— Written instruction —
Every record here should be printed again exactly.

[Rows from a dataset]
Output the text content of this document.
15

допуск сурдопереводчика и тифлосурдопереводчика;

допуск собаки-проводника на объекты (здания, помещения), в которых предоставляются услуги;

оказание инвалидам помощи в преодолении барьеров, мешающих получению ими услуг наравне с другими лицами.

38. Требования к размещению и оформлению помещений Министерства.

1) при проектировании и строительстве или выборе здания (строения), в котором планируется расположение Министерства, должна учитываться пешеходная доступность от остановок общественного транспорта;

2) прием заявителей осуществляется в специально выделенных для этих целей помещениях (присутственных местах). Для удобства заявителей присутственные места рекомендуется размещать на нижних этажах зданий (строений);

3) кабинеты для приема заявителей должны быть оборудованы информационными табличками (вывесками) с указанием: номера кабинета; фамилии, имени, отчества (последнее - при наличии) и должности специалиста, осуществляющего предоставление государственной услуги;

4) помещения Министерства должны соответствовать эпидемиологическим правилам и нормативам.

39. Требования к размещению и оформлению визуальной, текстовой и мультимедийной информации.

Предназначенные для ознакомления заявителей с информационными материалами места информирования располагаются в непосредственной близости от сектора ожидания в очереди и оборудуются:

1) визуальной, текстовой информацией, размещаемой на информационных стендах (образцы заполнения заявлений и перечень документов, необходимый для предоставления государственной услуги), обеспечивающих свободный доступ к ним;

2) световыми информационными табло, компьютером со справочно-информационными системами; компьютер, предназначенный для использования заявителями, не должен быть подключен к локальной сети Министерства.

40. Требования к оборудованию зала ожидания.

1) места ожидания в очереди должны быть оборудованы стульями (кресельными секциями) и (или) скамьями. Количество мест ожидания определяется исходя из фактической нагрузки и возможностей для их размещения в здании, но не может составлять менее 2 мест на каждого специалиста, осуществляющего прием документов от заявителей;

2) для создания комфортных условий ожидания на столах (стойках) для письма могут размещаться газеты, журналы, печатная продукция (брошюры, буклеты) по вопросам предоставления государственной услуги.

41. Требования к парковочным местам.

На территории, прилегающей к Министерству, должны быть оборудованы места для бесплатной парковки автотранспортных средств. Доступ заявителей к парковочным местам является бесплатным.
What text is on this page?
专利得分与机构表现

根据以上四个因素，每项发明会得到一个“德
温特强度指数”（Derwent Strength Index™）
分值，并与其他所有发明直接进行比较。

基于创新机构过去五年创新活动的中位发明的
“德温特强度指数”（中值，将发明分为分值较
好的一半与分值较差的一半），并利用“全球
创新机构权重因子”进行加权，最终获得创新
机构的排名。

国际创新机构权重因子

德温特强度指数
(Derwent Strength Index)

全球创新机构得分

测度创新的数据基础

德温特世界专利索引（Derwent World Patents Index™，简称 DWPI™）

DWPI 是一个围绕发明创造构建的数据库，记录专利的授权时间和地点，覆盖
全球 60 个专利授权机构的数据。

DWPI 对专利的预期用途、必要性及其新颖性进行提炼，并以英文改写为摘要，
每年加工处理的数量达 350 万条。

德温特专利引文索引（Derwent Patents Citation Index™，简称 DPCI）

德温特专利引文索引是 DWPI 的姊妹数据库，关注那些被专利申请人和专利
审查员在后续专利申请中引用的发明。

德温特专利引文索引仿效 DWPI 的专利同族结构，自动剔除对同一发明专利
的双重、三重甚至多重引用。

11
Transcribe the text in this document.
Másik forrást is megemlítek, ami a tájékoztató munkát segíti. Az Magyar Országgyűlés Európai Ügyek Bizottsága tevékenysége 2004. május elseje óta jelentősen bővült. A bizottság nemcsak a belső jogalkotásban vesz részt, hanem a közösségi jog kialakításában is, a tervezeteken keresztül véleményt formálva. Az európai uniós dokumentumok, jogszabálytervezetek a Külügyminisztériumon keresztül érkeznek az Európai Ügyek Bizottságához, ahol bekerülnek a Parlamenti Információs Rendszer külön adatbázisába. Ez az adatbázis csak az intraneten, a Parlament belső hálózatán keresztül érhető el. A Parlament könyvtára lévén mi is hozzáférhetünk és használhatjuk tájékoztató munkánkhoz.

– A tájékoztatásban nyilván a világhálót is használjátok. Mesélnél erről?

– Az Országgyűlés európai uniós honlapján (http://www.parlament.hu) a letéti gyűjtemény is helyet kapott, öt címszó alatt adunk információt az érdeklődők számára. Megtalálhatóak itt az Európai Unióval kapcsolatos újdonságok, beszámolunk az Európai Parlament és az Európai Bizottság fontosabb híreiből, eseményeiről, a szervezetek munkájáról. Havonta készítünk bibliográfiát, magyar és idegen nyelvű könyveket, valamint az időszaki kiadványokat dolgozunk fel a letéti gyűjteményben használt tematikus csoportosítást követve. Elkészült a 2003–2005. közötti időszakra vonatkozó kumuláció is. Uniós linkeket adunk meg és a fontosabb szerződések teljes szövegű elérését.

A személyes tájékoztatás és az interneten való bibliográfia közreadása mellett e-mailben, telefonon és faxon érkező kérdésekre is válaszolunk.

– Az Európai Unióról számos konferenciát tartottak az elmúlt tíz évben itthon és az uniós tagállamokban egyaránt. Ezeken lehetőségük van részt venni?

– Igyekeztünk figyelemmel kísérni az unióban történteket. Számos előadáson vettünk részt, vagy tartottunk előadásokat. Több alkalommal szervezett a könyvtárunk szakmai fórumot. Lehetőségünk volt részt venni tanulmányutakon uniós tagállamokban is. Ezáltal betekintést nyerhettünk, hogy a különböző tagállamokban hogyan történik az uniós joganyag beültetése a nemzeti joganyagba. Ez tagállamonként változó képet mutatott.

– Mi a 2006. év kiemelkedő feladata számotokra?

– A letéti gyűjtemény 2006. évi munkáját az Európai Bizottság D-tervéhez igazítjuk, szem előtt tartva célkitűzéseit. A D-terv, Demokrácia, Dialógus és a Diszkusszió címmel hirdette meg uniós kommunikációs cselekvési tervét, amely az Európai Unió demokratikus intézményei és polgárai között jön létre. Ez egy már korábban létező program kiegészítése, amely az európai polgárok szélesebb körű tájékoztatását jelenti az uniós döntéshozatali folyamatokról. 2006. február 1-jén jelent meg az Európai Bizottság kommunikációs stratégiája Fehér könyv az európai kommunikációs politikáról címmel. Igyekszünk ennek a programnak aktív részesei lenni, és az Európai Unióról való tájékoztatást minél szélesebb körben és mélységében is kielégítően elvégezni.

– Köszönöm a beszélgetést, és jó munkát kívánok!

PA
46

— Final result —
Output the text content of this document.
15

допуск сурдопереводчика и тифлосурдопереводчика;

допуск собаки-проводника на объекты (здания, помещения), в которых предоставляются услуги;

оказание инвалидам помощи в преодолении барьеров, мешающих получению ими услуг наравне с другими лицами.

38. Требования к размещению и оформлению помещений Министерства.

1) при проектировании и строительстве или выборе здания (строения), в котором планируется расположение Министерства, должна учитываться пешеходная доступность от остановок общественного транспорта;

2) прием заявителей осуществляется в специально выделенных для этих целей помещениях (присутственных местах). Для удобства заявителей присутственные места рекомендуется размещать на нижних этажах зданий (строений);

3) кабинеты для приема заявителей должны быть оборудованы информационными табличками (вывесками) с указанием: номера кабинета; фамилии, имени, отчества (последнее - при наличии) и должности специалиста, осуществляющего предоставление государственной услуги;

4) помещения Министерства должны соответствовать эпидемиологическим правилам и нормативам.

39. Требования к размещению и оформлению визуальной, текстовой и мультимедийной информации.

Предназначенные для ознакомления заявителей с информационными материалами места информирования располагаются в непосредственной близости от сектора ожидания в очереди и оборудуются:

1) визуальной, текстовой информацией, размещаемой на информационных стендах (образцы заполнения заявлений и перечень документов, необходимый для предоставления государственной услуги), обеспечивающих свободный доступ к ним;

2) световыми информационными табло, компьютером со справочно-информационными системами; компьютер, предназначенный для использования заявителями, не должен быть подключен к локальной сети Министерства.

40. Требования к оборудованию зала ожидания.

1) места ожидания в очереди должны быть оборудованы стульями (кресельными секциями) и (или) скамьями. Количество мест ожидания определяется исходя из фактической нагрузки и возможностей для их размещения в здании, но не может составлять менее 2 мест на каждого специалиста, осуществляющего прием документов от заявителей;

2) для создания комфортных условий ожидания на столах (стойках) для письма могут размещаться газеты, журналы, печатная продукция (брошюры, буклеты) по вопросам предоставления государственной услуги.

41. Требования к парковочным местам.

На территории, прилегающей к Министерству, должны быть оборудованы места для бесплатной парковки автотранспортных средств. Доступ заявителей к парковочным местам является бесплатным.
What text is on this page?
专利得分与机构表现

根据以上四个因素，每项发明会得到一个“德
温特强度指数”（Derwent Strength Index™）
分值，并与其他所有发明直接进行比较。

基于创新机构过去五年创新活动的中位发明的
“德温特强度指数”（中值，将发明分为分值较
好的一半与分值较差的一半），并利用“全球
创新机构权重因子”进行加权，最终获得创新
机构的排名。

国际创新机构权重因子

德温特强度指数
(Derwent Strength Index)

全球创新机构得分

测度创新的数据基础

德温特世界专利索引（Derwent World Patents Index™，简称 DWPI™）

DWPI 是一个围绕发明创造构建的数据库，记录专利的授权时间和地点，覆盖
全球 60 个专利授权机构的数据。

DWPI 对专利的预期用途、必要性及其新颖性进行提炼，并以英文改写为摘要，
每年加工处理的数量达 350 万条。

德温特专利引文索引（Derwent Patents Citation Index™，简称 DPCI）

德温特专利引文索引是 DWPI 的姊妹数据库，关注那些被专利申请人和专利
审查员在后续专利申请中引用的发明。

德温特专利引文索引仿效 DWPI 的专利同族结构，自动剔除对同一发明专利
的双重、三重甚至多重引用。

11
Transcribe the text in this document.
Másik forrást is megemlítek, ami a tájékoztató munkát segíti. Az Magyar Országgyűlés Európai Ügyek Bizottsága tevékenysége 2004. május elseje óta jelentősen bővült. A bizottság nemcsak a belső jogalkotásban vesz részt, hanem a közösségi jog kialakításában is, a tervezeteken keresztül véleményt formálva. Az európai uniós dokumentumok, jogszabálytervezetek a Külügyminisztériumon keresztül érkeznek az Európai Ügyek Bizottságához, ahol bekerülnek a Parlamenti Információs Rendszer külön adatbázisába. Ez az adatbázis csak az intraneten, a Parlament belső hálózatán keresztül érhető el. A Parlament könyvtára lévén mi is hozzáférhetünk és használhatjuk tájékoztató munkánkhoz.

– A tájékoztatásban nyilván a világhálót is használjátok. Mesélnél erről?

– Az Országgyűlés európai uniós honlapján (http://www.parlament.hu) a letéti gyűjtemény is helyet kapott, öt címszó alatt adunk információt az érdeklődők számára. Megtalálhatóak itt az Európai Unióval kapcsolatos újdonságok, beszámolunk az Európai Parlament és az Európai Bizottság fontosabb híreiből, eseményeiről, a szervezetek munkájáról. Havonta készítünk bibliográfiát, magyar és idegen nyelvű könyveket, valamint az időszaki kiadványokat dolgozunk fel a letéti gyűjteményben használt tematikus csoportosítást követve. Elkészült a 2003–2005. közötti időszakra vonatkozó kumuláció is. Uniós linkeket adunk meg és a fontosabb szerződések teljes szövegű elérését.

A személyes tájékoztatás és az interneten való bibliográfia közreadása mellett e-mailben, telefonon és faxon érkező kérdésekre is válaszolunk.

– Az Európai Unióról számos konferenciát tartottak az elmúlt tíz évben itthon és az uniós tagállamokban egyaránt. Ezeken lehetőségük van részt venni?

– Igyekeztünk figyelemmel kísérni az unióban történteket. Számos előadáson vettünk részt, vagy tartottunk előadásokat. Több alkalommal szervezett a könyvtárunk szakmai fórumot. Lehetőségünk volt részt venni tanulmányutakon uniós tagállamokban is. Ezáltal betekintést nyerhettünk, hogy a különböző tagállamokban hogyan történik az uniós joganyag beültetése a nemzeti joganyagba. Ez tagállamonként változó képet mutatott.

– Mi a 2006. év kiemelkedő feladata számotokra?

– A letéti gyűjtemény 2006. évi munkáját az Európai Bizottság D-tervéhez igazítjuk, szem előtt tartva célkitűzéseit. A D-terv, Demokrácia, Dialógus és a Diszkusszió címmel hirdette meg uniós kommunikációs cselekvési tervét, amely az Európai Unió demokratikus intézményei és polgárai között jön létre. Ez egy már korábban létező program kiegészítése, amely az európai polgárok szélesebb körű tájékoztatását jelenti az uniós döntéshozatali folyamatokról. 2006. február 1-jén jelent meg az Európai Bizottság kommunikációs stratégiája Fehér könyv az európai kommunikációs politikáról címmel. Igyekszünk ennek a programnak aktív részesei lenni, és az Európai Unióról való tájékoztatást minél szélesebb körben és mélységében is kielégítően elvégezni.

– Köszönöm a beszélgetést, és jó munkát kívánok!

PA
46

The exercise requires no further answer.